Select all lines holding the word "values" from the entries that follow.
═════ Data records ═════
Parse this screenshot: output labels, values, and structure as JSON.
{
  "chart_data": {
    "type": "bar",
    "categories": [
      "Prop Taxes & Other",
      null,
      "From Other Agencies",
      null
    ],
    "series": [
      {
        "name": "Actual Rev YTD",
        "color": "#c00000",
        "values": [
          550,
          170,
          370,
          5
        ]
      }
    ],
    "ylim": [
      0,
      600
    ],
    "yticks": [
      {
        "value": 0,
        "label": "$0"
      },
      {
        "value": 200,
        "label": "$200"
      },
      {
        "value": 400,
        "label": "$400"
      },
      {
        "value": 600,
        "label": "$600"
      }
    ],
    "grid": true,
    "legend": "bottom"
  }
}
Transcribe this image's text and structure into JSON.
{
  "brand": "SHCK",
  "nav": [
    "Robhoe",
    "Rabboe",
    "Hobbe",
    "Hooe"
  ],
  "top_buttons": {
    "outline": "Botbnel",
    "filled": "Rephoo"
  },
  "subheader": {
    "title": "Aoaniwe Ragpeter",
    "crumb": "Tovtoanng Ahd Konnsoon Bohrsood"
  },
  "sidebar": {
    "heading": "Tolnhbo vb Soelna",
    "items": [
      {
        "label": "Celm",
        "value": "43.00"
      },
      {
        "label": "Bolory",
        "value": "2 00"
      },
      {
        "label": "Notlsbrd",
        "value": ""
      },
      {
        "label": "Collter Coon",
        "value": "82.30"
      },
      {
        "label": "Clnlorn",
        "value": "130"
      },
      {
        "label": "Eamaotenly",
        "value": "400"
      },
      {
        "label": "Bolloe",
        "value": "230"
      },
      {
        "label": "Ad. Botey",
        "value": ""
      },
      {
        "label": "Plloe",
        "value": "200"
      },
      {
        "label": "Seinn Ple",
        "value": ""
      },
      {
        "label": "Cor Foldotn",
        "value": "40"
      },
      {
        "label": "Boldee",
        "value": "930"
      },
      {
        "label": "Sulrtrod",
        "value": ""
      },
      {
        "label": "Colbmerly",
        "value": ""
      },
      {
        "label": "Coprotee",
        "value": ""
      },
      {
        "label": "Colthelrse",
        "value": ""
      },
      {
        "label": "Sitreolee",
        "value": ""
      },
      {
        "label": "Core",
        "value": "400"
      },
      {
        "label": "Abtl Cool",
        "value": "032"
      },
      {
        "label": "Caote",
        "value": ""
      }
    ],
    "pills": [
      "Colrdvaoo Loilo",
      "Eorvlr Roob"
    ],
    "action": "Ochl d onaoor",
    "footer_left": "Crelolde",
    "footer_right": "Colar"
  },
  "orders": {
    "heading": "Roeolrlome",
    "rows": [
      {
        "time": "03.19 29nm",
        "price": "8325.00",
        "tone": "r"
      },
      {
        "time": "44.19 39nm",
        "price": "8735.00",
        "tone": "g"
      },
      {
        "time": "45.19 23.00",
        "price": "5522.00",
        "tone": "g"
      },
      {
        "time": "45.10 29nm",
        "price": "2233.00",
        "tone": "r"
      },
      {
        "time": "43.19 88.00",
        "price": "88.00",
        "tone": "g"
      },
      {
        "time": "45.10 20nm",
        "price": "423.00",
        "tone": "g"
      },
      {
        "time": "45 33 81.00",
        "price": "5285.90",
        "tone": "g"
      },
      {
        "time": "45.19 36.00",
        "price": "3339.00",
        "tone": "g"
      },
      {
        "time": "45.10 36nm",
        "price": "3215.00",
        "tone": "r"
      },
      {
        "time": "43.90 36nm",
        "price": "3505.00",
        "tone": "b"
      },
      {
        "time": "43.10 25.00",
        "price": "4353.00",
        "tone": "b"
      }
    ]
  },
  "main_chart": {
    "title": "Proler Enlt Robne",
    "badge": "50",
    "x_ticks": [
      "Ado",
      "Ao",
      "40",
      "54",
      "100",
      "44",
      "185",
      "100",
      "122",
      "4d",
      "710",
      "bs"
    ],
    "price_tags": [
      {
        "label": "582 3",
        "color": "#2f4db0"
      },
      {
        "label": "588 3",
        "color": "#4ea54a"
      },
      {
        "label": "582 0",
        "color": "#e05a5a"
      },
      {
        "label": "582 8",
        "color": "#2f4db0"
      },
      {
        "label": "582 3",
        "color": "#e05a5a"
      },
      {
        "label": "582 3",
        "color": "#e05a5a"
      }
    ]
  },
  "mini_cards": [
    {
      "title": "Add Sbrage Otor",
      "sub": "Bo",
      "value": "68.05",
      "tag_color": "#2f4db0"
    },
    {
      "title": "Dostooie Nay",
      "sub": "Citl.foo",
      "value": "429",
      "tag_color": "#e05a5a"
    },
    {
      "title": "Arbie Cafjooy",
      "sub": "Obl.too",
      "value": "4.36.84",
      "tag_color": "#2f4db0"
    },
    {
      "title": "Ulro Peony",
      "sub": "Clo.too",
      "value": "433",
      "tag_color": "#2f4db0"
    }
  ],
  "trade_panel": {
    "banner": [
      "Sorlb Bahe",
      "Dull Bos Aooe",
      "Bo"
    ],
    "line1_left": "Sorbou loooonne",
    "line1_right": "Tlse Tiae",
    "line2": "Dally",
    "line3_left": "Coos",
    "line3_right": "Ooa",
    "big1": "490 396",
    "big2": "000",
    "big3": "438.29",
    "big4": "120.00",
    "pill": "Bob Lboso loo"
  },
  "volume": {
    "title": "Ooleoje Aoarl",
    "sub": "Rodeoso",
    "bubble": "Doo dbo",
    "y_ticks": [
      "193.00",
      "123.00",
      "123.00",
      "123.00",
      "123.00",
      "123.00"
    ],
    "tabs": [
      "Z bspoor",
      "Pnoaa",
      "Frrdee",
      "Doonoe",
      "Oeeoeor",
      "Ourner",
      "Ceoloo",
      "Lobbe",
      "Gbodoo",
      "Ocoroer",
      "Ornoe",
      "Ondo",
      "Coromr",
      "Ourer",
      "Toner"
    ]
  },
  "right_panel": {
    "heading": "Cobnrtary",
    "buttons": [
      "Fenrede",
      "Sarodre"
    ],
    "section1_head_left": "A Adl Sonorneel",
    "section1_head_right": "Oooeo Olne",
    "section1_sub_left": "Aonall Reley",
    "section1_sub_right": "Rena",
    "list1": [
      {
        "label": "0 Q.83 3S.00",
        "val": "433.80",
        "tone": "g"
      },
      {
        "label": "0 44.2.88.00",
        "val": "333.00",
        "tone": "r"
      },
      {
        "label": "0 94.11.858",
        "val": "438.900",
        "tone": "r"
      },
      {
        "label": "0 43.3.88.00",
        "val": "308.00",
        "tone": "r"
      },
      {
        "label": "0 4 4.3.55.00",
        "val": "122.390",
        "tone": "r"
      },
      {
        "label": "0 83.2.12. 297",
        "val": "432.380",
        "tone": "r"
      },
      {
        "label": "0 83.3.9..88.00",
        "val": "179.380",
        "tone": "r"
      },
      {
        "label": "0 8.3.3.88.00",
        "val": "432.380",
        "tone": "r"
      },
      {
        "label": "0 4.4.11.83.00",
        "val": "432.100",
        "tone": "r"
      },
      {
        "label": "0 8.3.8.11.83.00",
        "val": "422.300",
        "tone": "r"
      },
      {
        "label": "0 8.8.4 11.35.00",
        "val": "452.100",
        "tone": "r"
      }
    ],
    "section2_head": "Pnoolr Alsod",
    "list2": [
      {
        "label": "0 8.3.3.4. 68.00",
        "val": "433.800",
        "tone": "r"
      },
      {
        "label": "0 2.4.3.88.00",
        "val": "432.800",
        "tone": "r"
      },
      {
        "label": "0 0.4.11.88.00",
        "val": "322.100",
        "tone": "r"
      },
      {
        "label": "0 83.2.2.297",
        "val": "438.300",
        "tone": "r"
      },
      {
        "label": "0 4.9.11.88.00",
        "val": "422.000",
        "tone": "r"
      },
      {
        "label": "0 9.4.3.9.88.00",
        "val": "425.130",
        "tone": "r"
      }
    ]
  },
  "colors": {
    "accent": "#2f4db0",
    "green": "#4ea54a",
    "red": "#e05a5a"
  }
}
═════
- **Reply to the task**:
Parse this screenshot: output labels, values, and structure as JSON.
        "values": [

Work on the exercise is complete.